▶ [SOURCE EXCERPT]

How to generate a rolling std line chart in dc.js/reductio/crossfilter
Asked Answered
N

1

7

I want to show a line graph with rolling std over the sum of values for an interval of dates.

The code for the generation of the crossfilter/reductio object is :

myCrossfilter = crossfilter(data);

function getRunningDates(numDays) {
    return function getDates(d) {
        var s = d.ValueDate;
        var e = new Date(s);
        e.setDate(e.getDate() + numDays);
        a = [];
        while (s < e) {
            a.push(s);
            s = new Date(s.setDate(
                s.getDate() + 1
            ))
        }
        return a;
    }
}

var dim1 = myCrossfilter.dimension(getRunningDates(20), true);
var dim2 = myCrossfilter.dimension(dc.pluck("ValueDate"));
var group1 = dim1.group();
var group2 = dim2.group();
var reducerRolling = reductio()
    .std("value");
reducerRolling(group1);
var reducer = reductio()
    .sum("value")
reducer(group2);

I have put everything into a jsFiddle to show what I mean (unrelated question : I do not understand how the dates on the graphs can go beyond my dateToInit variable defined in the fiddle).

I would like the bottom graph to be a rolling std of the values in the top graphs. What ends up happening is that the std calculation in bottom graph does not do the sum aggregation first (which makes sense I understand that).

Is there a way to use a group as the dimension for another group ? If not, how would one achieve what I am trying to do ?

Nativity answered 11/4, 2018 at 9:16 Comment(7)

▶ [Stored data]
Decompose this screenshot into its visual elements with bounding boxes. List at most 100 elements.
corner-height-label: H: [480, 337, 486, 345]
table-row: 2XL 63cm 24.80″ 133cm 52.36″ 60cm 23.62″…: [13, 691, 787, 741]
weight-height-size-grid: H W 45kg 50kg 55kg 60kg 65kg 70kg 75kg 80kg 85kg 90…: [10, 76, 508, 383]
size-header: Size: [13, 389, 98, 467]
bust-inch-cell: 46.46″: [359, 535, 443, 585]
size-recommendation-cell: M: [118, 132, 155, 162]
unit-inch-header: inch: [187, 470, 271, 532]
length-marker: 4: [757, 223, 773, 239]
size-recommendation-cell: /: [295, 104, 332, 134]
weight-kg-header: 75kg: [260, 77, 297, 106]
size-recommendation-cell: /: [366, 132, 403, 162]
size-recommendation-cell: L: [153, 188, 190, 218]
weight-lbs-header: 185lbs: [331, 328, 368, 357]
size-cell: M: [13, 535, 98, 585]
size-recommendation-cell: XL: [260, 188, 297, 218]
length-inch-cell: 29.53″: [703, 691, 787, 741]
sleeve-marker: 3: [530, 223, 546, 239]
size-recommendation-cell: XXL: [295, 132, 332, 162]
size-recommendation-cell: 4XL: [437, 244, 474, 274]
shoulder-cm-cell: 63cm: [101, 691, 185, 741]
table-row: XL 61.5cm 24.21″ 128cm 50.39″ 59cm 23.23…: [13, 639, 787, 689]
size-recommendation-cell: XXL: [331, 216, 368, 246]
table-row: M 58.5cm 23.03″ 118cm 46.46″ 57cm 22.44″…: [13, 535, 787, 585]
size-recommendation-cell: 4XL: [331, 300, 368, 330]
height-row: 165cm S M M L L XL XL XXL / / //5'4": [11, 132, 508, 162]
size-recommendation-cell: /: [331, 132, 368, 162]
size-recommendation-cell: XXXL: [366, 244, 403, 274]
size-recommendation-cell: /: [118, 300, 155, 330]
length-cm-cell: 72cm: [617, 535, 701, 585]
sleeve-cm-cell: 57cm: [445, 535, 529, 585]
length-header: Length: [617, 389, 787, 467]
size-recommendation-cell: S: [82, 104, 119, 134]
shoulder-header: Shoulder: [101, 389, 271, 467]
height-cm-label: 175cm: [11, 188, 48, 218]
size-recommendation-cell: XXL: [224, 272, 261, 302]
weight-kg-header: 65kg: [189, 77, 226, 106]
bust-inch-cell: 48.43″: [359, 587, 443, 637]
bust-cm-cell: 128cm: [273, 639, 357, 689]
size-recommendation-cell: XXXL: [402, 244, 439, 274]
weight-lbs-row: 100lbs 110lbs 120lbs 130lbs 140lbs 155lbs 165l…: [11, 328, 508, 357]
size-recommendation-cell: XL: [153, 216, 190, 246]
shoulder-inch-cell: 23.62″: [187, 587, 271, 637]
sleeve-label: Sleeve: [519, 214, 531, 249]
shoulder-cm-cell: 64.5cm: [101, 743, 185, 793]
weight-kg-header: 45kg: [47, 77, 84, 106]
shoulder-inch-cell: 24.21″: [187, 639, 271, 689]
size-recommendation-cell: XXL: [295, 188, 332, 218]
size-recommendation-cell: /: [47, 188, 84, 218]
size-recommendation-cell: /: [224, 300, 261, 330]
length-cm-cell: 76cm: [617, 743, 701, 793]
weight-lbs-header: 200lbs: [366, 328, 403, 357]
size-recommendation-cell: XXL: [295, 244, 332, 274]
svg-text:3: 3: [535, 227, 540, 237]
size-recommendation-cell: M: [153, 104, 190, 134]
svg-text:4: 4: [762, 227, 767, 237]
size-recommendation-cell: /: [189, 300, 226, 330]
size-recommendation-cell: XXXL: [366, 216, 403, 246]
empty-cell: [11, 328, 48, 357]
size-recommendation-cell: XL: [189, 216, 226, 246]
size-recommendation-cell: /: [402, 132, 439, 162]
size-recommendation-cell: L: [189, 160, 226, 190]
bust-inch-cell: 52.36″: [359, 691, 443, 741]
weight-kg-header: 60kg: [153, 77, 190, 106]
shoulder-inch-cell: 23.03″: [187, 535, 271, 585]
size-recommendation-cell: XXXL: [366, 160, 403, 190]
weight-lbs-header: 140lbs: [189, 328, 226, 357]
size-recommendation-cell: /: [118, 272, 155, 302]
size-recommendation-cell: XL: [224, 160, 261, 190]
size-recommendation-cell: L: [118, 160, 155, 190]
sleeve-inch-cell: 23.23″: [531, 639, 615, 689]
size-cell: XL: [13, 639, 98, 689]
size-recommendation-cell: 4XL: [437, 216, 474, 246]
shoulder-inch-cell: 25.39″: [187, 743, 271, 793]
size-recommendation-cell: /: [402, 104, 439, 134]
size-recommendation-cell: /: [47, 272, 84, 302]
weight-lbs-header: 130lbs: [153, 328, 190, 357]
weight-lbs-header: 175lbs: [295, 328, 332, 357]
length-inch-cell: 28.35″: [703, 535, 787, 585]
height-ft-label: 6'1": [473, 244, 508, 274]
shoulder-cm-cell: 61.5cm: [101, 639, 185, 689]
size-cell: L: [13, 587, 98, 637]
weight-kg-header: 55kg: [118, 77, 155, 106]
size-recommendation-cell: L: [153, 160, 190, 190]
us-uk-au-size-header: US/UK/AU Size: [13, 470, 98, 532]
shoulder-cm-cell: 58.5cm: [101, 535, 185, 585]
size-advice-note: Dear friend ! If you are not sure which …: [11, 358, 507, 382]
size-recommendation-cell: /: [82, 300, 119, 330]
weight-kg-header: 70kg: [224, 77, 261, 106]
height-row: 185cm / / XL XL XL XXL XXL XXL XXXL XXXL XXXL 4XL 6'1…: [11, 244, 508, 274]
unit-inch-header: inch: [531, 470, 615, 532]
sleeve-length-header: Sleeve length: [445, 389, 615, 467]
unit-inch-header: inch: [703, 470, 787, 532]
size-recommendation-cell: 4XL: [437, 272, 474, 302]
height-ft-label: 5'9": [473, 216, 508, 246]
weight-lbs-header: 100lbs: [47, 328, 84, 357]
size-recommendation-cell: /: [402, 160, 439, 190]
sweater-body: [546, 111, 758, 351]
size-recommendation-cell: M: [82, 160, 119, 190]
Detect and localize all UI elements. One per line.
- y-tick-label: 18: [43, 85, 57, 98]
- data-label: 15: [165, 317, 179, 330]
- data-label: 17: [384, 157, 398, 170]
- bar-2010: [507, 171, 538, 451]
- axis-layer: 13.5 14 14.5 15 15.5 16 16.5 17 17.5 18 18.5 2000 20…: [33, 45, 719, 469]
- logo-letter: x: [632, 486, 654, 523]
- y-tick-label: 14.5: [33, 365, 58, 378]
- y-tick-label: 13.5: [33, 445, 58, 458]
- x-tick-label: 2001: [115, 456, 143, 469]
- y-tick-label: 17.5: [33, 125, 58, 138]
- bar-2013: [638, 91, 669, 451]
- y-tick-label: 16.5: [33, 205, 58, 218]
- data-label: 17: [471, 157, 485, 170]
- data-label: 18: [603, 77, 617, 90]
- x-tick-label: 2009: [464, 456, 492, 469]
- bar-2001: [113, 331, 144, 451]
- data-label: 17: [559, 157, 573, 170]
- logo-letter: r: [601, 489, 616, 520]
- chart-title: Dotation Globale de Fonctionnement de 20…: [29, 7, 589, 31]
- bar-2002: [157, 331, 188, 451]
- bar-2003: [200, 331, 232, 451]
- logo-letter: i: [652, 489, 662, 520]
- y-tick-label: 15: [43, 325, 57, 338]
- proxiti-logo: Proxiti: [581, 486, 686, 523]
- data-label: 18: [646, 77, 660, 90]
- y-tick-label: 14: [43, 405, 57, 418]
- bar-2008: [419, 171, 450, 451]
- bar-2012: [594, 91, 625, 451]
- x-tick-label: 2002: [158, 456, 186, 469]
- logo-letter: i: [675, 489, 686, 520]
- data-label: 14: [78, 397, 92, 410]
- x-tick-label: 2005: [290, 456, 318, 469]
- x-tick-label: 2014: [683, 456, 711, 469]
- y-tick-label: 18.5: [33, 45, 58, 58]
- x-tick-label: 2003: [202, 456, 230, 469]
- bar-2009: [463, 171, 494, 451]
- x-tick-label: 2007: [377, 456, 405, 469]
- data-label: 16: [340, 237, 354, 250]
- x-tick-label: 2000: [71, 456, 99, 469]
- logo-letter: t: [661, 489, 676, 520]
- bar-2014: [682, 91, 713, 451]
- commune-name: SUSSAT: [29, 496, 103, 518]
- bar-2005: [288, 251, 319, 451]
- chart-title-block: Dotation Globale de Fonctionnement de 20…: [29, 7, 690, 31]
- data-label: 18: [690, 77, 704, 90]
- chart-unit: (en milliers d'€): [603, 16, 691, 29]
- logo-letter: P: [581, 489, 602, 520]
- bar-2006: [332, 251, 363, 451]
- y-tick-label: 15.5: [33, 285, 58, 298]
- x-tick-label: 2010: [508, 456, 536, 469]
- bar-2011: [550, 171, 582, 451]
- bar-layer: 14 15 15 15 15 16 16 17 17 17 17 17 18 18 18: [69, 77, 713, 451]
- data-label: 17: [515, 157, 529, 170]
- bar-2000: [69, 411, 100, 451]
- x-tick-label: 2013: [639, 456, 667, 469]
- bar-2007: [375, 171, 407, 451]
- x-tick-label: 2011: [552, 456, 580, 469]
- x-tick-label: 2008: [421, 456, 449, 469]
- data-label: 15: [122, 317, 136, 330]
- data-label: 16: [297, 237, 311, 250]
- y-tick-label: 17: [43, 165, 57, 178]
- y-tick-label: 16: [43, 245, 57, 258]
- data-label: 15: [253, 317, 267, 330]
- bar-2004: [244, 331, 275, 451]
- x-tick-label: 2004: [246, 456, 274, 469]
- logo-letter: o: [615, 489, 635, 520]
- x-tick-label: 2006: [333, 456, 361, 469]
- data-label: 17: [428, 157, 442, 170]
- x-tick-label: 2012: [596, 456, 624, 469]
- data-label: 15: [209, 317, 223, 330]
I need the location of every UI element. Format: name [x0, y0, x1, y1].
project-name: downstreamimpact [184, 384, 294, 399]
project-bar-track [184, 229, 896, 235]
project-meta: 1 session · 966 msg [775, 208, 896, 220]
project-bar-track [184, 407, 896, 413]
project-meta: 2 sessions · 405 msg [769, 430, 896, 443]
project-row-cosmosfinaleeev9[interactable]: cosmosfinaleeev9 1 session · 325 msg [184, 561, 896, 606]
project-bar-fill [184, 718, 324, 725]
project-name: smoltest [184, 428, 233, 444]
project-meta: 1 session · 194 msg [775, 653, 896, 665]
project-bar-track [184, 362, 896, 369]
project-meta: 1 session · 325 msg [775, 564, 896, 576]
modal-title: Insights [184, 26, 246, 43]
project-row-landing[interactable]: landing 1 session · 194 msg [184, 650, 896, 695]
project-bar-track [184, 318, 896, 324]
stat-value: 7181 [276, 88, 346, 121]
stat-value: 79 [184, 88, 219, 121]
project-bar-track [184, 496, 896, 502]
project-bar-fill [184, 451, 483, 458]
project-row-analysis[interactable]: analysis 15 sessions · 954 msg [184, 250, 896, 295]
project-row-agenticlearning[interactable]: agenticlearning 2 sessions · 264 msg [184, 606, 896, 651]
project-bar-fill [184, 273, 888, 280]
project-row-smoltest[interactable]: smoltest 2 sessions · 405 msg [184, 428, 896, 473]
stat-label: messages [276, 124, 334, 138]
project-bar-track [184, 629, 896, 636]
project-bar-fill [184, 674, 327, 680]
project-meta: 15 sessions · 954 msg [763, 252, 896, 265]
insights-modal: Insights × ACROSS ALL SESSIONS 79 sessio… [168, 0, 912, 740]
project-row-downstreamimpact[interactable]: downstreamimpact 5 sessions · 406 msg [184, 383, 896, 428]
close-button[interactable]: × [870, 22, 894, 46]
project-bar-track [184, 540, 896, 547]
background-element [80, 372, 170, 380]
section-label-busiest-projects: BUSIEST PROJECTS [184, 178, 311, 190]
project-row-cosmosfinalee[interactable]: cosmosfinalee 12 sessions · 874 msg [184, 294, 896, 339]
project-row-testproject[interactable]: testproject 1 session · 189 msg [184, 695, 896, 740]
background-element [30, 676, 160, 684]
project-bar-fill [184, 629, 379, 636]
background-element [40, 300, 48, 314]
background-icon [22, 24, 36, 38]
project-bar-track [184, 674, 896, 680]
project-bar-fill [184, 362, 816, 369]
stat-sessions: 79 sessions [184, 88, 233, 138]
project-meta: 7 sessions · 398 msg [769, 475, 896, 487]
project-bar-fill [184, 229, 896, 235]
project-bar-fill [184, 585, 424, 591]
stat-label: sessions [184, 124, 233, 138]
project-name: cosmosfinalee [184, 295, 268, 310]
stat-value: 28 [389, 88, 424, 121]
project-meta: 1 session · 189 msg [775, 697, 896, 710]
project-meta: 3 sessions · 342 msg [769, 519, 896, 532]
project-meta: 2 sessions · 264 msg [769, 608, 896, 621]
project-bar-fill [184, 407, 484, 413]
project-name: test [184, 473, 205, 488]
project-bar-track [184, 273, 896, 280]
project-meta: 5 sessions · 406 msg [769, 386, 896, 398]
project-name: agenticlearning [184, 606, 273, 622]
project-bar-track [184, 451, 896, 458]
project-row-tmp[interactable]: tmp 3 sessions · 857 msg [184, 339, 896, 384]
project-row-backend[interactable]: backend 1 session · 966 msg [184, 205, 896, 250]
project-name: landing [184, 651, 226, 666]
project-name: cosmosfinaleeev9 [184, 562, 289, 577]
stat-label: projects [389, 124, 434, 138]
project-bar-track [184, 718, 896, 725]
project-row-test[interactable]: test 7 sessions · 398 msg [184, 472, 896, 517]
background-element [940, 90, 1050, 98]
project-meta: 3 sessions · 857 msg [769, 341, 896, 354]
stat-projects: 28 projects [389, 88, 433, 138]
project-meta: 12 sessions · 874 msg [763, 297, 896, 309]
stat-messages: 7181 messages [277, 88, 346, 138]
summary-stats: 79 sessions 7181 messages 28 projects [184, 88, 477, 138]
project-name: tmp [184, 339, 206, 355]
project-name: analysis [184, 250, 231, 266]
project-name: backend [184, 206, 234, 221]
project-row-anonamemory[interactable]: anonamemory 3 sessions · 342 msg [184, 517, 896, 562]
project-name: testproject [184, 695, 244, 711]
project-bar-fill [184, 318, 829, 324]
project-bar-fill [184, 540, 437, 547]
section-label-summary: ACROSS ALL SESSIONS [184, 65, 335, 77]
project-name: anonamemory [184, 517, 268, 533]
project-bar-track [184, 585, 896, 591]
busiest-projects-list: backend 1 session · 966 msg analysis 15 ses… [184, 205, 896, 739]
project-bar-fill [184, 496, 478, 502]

▶ [TASK GOAL] From the dc.js rolling std question, quote the passage that begins at the words "Is there a way" and stops after the words "at 9:16 Comment(7)".

▶ [SOLUTION FOR THIS PROBLEM]
Is there a way to use a group as the dimension for another group ? If not, how would one achieve what I am trying to do ?

Nativity answered 11/4, 2018 at 9:16 Comment(7)